#### WHAT IS REQUIRED
Retype the whole listing, please, keeping every line exact and dropping the pictures.
════════
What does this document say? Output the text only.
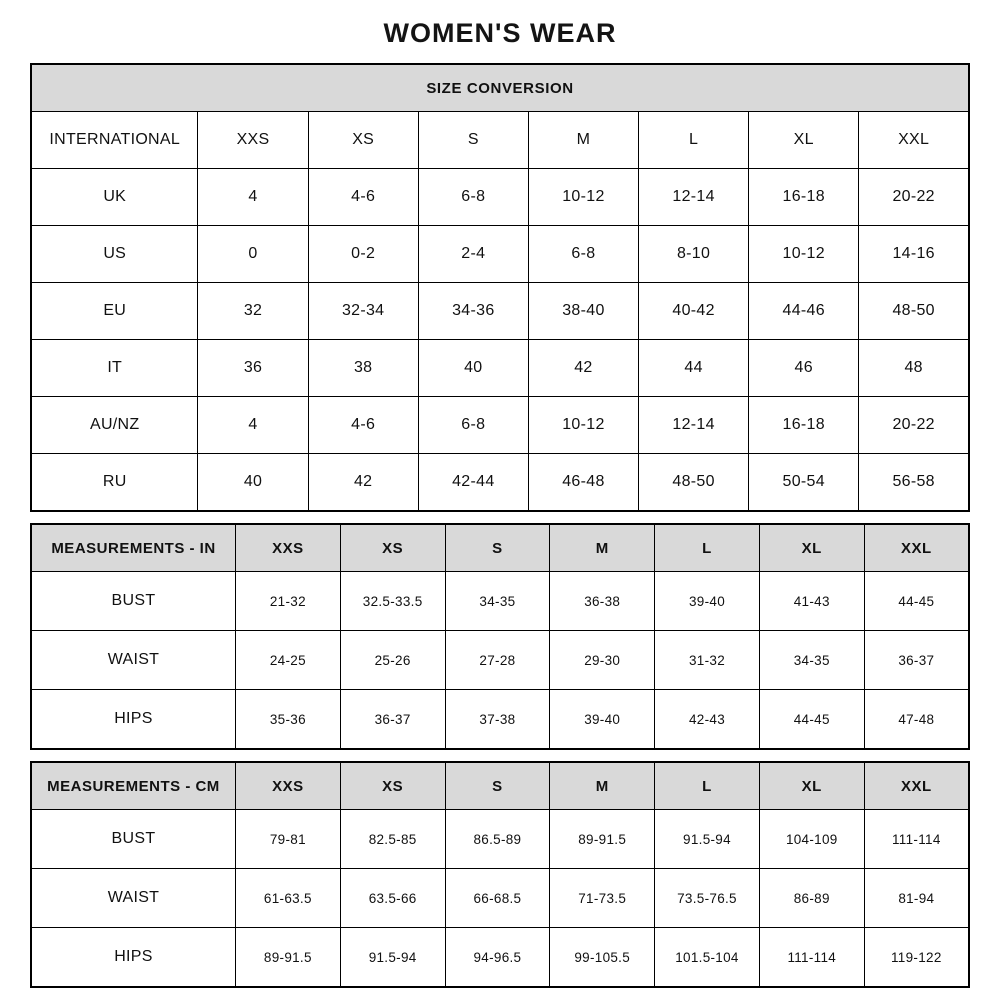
WOMEN'S WEAR
SIZE CONVERSION							
INTERNATIONAL	XXS	XS	S	M	L	XL	XXL
UK	4	4-6	6-8	10-12	12-14	16-18	20-22
US	0	0-2	2-4	6-8	8-10	10-12	14-16
EU	32	32-34	34-36	38-40	40-42	44-46	48-50
IT	36	38	40	42	44	46	48
AU/NZ	4	4-6	6-8	10-12	12-14	16-18	20-22
RU	40	42	42-44	46-48	48-50	50-54	56-58
MEASUREMENTS - IN	XXS	XS	S	M	L	XL	XXL
BUST	21-32	32.5-33.5	34-35	36-38	39-40	41-43	44-45
WAIST	24-25	25-26	27-28	29-30	31-32	34-35	36-37
HIPS	35-36	36-37	37-38	39-40	42-43	44-45	47-48
MEASUREMENTS - CM	XXS	XS	S	M	L	XL	XXL
BUST	79-81	82.5-85	86.5-89	89-91.5	91.5-94	104-109	111-114
WAIST	61-63.5	63.5-66	66-68.5	71-73.5	73.5-76.5	86-89	81-94
HIPS	89-91.5	91.5-94	94-96.5	99-105.5	101.5-104	111-114	119-122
════════
#### FINAL RESULT
What does this document say? Output the text only.
WOMEN'S WEAR
SIZE CONVERSION							
INTERNATIONAL	XXS	XS	S	M	L	XL	XXL
UK	4	4-6	6-8	10-12	12-14	16-18	20-22
US	0	0-2	2-4	6-8	8-10	10-12	14-16
EU	32	32-34	34-36	38-40	40-42	44-46	48-50
IT	36	38	40	42	44	46	48
AU/NZ	4	4-6	6-8	10-12	12-14	16-18	20-22
RU	40	42	42-44	46-48	48-50	50-54	56-58
MEASUREMENTS - IN	XXS	XS	S	M	L	XL	XXL
BUST	21-32	32.5-33.5	34-35	36-38	39-40	41-43	44-45
WAIST	24-25	25-26	27-28	29-30	31-32	34-35	36-37
HIPS	35-36	36-37	37-38	39-40	42-43	44-45	47-48
MEASUREMENTS - CM	XXS	XS	S	M	L	XL	XXL
BUST	79-81	82.5-85	86.5-89	89-91.5	91.5-94	104-109	111-114
WAIST	61-63.5	63.5-66	66-68.5	71-73.5	73.5-76.5	86-89	81-94
HIPS	89-91.5	91.5-94	94-96.5	99-105.5	101.5-104	111-114	119-122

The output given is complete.